## START Supplied records

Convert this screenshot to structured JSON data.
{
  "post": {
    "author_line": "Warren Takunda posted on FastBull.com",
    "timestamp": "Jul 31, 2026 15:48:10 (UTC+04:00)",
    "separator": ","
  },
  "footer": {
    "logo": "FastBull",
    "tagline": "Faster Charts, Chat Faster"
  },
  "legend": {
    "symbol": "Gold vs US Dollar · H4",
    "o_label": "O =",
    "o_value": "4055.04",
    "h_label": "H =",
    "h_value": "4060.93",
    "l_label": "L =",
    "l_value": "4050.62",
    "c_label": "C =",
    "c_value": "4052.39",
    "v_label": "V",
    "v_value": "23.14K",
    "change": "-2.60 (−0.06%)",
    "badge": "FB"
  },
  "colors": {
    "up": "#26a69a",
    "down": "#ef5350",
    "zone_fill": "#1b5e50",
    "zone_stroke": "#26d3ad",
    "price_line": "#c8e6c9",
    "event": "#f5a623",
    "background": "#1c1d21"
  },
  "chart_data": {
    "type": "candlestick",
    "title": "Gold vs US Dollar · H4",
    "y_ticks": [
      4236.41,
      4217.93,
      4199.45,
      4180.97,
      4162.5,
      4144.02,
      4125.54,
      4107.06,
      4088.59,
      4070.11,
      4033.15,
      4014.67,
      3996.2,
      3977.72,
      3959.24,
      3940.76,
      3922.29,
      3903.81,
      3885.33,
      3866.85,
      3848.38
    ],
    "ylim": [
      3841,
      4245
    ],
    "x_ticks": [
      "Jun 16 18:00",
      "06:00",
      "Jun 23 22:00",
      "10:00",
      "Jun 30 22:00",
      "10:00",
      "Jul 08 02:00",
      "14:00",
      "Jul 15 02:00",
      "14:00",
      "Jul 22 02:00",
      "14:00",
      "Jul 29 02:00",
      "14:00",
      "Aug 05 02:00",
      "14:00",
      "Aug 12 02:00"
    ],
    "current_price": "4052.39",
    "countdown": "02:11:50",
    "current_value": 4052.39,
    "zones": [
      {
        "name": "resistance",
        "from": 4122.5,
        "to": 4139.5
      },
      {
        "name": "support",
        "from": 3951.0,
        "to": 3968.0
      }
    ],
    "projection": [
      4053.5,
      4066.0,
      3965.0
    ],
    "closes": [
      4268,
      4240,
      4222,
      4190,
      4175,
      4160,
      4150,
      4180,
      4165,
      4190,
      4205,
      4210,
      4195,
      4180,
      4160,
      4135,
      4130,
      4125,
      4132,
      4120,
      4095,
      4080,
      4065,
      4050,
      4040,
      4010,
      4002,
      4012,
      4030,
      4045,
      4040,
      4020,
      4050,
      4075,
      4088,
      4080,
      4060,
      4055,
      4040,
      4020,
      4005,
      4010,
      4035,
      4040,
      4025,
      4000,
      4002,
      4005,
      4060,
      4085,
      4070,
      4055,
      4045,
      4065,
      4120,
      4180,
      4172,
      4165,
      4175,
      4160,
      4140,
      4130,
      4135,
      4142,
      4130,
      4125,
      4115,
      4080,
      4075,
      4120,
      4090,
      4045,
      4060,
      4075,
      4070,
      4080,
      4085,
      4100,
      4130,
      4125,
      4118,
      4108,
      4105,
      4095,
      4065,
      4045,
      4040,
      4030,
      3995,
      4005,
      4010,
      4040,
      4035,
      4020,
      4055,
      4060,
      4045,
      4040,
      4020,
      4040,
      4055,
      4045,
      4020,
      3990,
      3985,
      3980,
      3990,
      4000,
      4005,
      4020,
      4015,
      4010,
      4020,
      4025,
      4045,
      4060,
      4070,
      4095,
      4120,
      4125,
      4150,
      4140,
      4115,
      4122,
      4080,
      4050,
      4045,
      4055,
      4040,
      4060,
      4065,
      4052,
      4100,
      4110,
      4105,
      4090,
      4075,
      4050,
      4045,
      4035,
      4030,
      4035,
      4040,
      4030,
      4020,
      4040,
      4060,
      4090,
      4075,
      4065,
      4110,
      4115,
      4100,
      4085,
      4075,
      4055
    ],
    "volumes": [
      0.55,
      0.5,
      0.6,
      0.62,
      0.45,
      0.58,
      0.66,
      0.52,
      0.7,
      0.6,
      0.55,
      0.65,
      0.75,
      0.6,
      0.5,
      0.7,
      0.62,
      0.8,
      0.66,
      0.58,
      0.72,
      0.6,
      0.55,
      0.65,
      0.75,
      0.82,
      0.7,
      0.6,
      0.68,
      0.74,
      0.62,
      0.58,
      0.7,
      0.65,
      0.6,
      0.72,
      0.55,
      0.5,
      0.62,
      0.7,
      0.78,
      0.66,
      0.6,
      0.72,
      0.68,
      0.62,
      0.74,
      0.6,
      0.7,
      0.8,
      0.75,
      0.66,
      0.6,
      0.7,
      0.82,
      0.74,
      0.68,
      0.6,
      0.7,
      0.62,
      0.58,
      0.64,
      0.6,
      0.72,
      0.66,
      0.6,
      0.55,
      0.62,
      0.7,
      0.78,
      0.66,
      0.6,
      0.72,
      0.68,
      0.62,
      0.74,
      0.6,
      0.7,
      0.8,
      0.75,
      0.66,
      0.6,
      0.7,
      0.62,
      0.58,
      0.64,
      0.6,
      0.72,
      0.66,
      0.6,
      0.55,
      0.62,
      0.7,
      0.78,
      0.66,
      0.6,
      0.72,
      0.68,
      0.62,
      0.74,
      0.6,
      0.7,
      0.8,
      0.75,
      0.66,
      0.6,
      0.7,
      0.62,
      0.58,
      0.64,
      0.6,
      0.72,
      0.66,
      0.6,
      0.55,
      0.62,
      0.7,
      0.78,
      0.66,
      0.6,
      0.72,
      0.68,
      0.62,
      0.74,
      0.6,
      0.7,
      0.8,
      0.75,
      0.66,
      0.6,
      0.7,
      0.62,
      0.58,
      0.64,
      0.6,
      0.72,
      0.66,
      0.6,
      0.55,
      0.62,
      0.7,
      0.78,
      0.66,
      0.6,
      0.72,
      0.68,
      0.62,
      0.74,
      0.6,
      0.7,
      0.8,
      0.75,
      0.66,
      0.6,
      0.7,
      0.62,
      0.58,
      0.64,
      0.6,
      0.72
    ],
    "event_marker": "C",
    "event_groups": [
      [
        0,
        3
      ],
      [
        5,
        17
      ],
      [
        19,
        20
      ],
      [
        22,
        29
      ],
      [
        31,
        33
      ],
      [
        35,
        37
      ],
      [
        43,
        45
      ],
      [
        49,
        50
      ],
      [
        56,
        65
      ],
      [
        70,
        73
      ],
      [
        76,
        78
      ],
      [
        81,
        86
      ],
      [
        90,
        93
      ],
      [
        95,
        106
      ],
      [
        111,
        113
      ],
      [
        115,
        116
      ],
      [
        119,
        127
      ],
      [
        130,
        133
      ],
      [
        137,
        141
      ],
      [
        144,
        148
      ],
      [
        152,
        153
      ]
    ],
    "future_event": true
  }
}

## END Supplied records

▶ **Written task**
Retype all of the material, keeping each line exact.

▶ **Response**
Convert this screenshot to structured JSON data.
{
  "post": {
    "author_line": "Warren Takunda posted on FastBull.com",
    "timestamp": "Jul 31, 2026 15:48:10 (UTC+04:00)",
    "separator": ","
  },
  "footer": {
    "logo": "FastBull",
    "tagline": "Faster Charts, Chat Faster"
  },
  "legend": {
    "symbol": "Gold vs US Dollar · H4",
    "o_label": "O =",
    "o_value": "4055.04",
    "h_label": "H =",
    "h_value": "4060.93",
    "l_label": "L =",
    "l_value": "4050.62",
    "c_label": "C =",
    "c_value": "4052.39",
    "v_label": "V",
    "v_value": "23.14K",
    "change": "-2.60 (−0.06%)",
    "badge": "FB"
  },
  "colors": {
    "up": "#26a69a",
    "down": "#ef5350",
    "zone_fill": "#1b5e50",
    "zone_stroke": "#26d3ad",
    "price_line": "#c8e6c9",
    "event": "#f5a623",
    "background": "#1c1d21"
  },
  "chart_data": {
    "type": "candlestick",
    "title": "Gold vs US Dollar · H4",
    "y_ticks": [
      4236.41,
      4217.93,
      4199.45,
      4180.97,
      4162.5,
      4144.02,
      4125.54,
      4107.06,
      4088.59,
      4070.11,
      4033.15,
      4014.67,
      3996.2,
      3977.72,
      3959.24,
      3940.76,
      3922.29,
      3903.81,
      3885.33,
      3866.85,
      3848.38
    ],
    "ylim": [
      3841,
      4245
    ],
    "x_ticks": [
      "Jun 16 18:00",
      "06:00",
      "Jun 23 22:00",
      "10:00",
      "Jun 30 22:00",
      "10:00",
      "Jul 08 02:00",
      "14:00",
      "Jul 15 02:00",
      "14:00",
      "Jul 22 02:00",
      "14:00",
      "Jul 29 02:00",
      "14:00",
      "Aug 05 02:00",
      "14:00",
      "Aug 12 02:00"
    ],
    "current_price": "4052.39",
    "countdown": "02:11:50",
    "current_value": 4052.39,
    "zones": [
      {
        "name": "resistance",
        "from": 4122.5,
        "to": 4139.5
      },
      {
        "name": "support",
        "from": 3951.0,
        "to": 3968.0
      }
    ],
    "projection": [
      4053.5,
      4066.0,
      3965.0
    ],
    "closes": [
      4268,
      4240,
      4222,
      4190,
      4175,
      4160,
      4150,
      4180,
      4165,
      4190,
      4205,
      4210,
      4195,
      4180,
      4160,
      4135,
      4130,
      4125,
      4132,
      4120,
      4095,
      4080,
      4065,
      4050,
      4040,
      4010,
      4002,
      4012,
      4030,
      4045,
      4040,
      4020,
      4050,
      4075,
      4088,
      4080,
      4060,
      4055,
      4040,
      4020,
      4005,
      4010,
      4035,
      4040,
      4025,
      4000,
      4002,
      4005,
      4060,
      4085,
      4070,
      4055,
      4045,
      4065,
      4120,
      4180,
      4172,
      4165,
      4175,
      4160,
      4140,
      4130,
      4135,
      4142,
      4130,
      4125,
      4115,
      4080,
      4075,
      4120,
      4090,
      4045,
      4060,
      4075,
      4070,
      4080,
      4085,
      4100,
      4130,
      4125,
      4118,
      4108,
      4105,
      4095,
      4065,
      4045,
      4040,
      4030,
      3995,
      4005,
      4010,
      4040,
      4035,
      4020,
      4055,
      4060,
      4045,
      4040,
      4020,
      4040,
      4055,
      4045,
      4020,
      3990,
      3985,
      3980,
      3990,
      4000,
      4005,
      4020,
      4015,
      4010,
      4020,
      4025,
      4045,
      4060,
      4070,
      4095,
      4120,
      4125,
      4150,
      4140,
      4115,
      4122,
      4080,
      4050,
      4045,
      4055,
      4040,
      4060,
      4065,
      4052,
      4100,
      4110,
      4105,
      4090,
      4075,
      4050,
      4045,
      4035,
      4030,
      4035,
      4040,
      4030,
      4020,
      4040,
      4060,
      4090,
      4075,
      4065,
      4110,
      4115,
      4100,
      4085,
      4075,
      4055
    ],
    "volumes": [
      0.55,
      0.5,
      0.6,
      0.62,
      0.45,
      0.58,
      0.66,
      0.52,
      0.7,
      0.6,
      0.55,
      0.65,
      0.75,
      0.6,
      0.5,
      0.7,
      0.62,
      0.8,
      0.66,
      0.58,
      0.72,
      0.6,
      0.55,
      0.65,
      0.75,
      0.82,
      0.7,
      0.6,
      0.68,
      0.74,
      0.62,
      0.58,
      0.7,
      0.65,
      0.6,
      0.72,
      0.55,
      0.5,
      0.62,
      0.7,
      0.78,
      0.66,
      0.6,
      0.72,
      0.68,
      0.62,
      0.74,
      0.6,
      0.7,
      0.8,
      0.75,
      0.66,
      0.6,
      0.7,
      0.82,
      0.74,
      0.68,
      0.6,
      0.7,
      0.62,
      0.58,
      0.64,
      0.6,
      0.72,
      0.66,
      0.6,
      0.55,
      0.62,
      0.7,
      0.78,
      0.66,
      0.6,
      0.72,
      0.68,
      0.62,
      0.74,
      0.6,
      0.7,
      0.8,
      0.75,
      0.66,
      0.6,
      0.7,
      0.62,
      0.58,
      0.64,
      0.6,
      0.72,
      0.66,
      0.6,
      0.55,
      0.62,
      0.7,
      0.78,
      0.66,
      0.6,
      0.72,
      0.68,
      0.62,
      0.74,
      0.6,
      0.7,
      0.8,
      0.75,
      0.66,
      0.6,
      0.7,
      0.62,
      0.58,
      0.64,
      0.6,
      0.72,
      0.66,
      0.6,
      0.55,
      0.62,
      0.7,
      0.78,
      0.66,
      0.6,
      0.72,
      0.68,
      0.62,
      0.74,
      0.6,
      0.7,
      0.8,
      0.75,
      0.66,
      0.6,
      0.7,
      0.62,
      0.58,
      0.64,
      0.6,
      0.72,
      0.66,
      0.6,
      0.55,
      0.62,
      0.7,
      0.78,
      0.66,
      0.6,
      0.72,
      0.68,
      0.62,
      0.74,
      0.6,
      0.7,
      0.8,
      0.75,
      0.66,
      0.6,
      0.7,
      0.62,
      0.58,
      0.64,
      0.6,
      0.72
    ],
    "event_marker": "C",
    "event_groups": [
      [
        0,
        3
      ],
      [
        5,
        17
      ],
      [
        19,
        20
      ],
      [
        22,
        29
      ],
      [
        31,
        33
      ],
      [
        35,
        37
      ],
      [
        43,
        45
      ],
      [
        49,
        50
      ],
      [
        56,
        65
      ],
      [
        70,
        73
      ],
      [
        76,
        78
      ],
      [
        81,
        86
      ],
      [
        90,
        93
      ],
      [
        95,
        106
      ],
      [
        111,
        113
      ],
      [
        115,
        116
      ],
      [
        119,
        127
      ],
      [
        130,
        133
      ],
      [
        137,
        141
      ],
      [
        144,
        148
      ],
      [
        152,
        153
      ]
    ],
    "future_event": true
  }
}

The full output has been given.